APLIQUE A LEITURA:
1: Responda com base na notícia sobre os precatórios:
(a) Quem visitou a presidente da OAB/DF na sede da Seccional, e que cargo essa pessoa ocupa?
(b) Quantas reuniões sobre o tema já foram realizadas?
(c) Em quantos anos o banco receberia do GDF, segundo a proposta em estudo?
2: Retome a notícia sobre os precatórios logo após a última frase e escreva mais um parágrafo.
··· TEXTO DO DOCUMENTO ···
A presidente da OAB/DF, Estefânia Viveiros, recebeu na noite desta quarta-feira (22), na sede da Seccional, a visita da presidente da Central Única dos Trabalhadores do Distrito Federal (CUT/DF), Rejane Pitanga. A sindicalista manifestou apoio à luta da Ordem dos Advogados do Brasil em defesa do pagamento dos precatórios devidos pelo governo e disse que a entidade participará das próximas reuniões sobre o tema.

Desde abril, a OAB/DF tem realizado encontros com representantes dos tribunais, instituições financeiras e secretários de Estado com o objetivo de encontrar uma solução para o problema dos precatórios não pagos. A Seccional defende a elaboração de um convênio que permita o pagamento total da dívida devida pelo DF aos cidadãos que ganharam ações na Justiça movidas contra o poder público. Já foram realizadas cinco reuniões. A próxima está prevista para 13 de agosto, às 9h30, na sede da OAB/DF.

“Os precatórios referem-se a direitos adquiridos pelos trabalhadores e o governo tem encontrado formas de não respeitar as decisões judiciais”, afirma Rejane. Por enquanto, a ideia em estudo nas reuniões é que os bancos antecipem aos credores os valores devidos e tenham a garantia do ressarcimento por meio de um convênio firmado entre governo e tribunais. Pela proposta, o banco anteciparia ao cidadão o dinheiro devido pelo governo e receberia do GDF ao longo de 10 ou 15 anos.
··· EXTRATO DE DADOS ···
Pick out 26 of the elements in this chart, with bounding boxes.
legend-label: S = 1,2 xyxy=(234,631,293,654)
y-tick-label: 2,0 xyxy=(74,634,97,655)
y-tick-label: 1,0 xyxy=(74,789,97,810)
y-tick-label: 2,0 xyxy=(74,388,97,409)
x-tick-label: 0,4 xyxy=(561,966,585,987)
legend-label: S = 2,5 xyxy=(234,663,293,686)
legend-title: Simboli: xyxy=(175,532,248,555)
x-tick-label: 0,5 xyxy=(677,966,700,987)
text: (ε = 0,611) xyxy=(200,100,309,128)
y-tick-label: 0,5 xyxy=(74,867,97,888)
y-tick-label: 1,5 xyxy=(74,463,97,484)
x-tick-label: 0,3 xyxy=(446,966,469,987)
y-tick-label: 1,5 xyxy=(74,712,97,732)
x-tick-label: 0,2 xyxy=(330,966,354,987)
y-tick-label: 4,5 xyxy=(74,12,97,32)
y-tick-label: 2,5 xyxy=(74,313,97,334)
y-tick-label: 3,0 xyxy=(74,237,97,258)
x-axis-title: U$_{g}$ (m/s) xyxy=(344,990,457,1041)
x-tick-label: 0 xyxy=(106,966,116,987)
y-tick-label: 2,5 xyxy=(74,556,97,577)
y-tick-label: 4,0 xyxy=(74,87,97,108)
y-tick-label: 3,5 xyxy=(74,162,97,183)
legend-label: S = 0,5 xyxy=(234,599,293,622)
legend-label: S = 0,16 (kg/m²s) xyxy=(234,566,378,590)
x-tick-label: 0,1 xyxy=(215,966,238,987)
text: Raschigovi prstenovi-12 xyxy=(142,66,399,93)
···
LISTA DE RESPOSTAS:
1:
(a) Rejane Pitanga, presidente da Central Única dos Trabalhadores do Distrito Federal (CUT/DF).
(b) Cinco.
(c) Ao longo de 10 ou 15 anos.

2:
A OAB/DF defende que os juros praticados pelos bancos para efetuar a transação financeira sejam debitados do governo e que haja o menor deságio possível para o cidadão. “Essa posição da OAB de não permitir que se cobrem juros exorbitantes é importante, o juro tem que ser pago pelo governo e não pelos trabalhadores”, defende a presidente da CUT/DF. Sabe-se que a dívida nominal do Executivo local em precatórios não pagos gira em torno de 2,7 bilhões de reais. O valor real é menor porque muitos créditos já foram negociados para efeito de compensação tributária.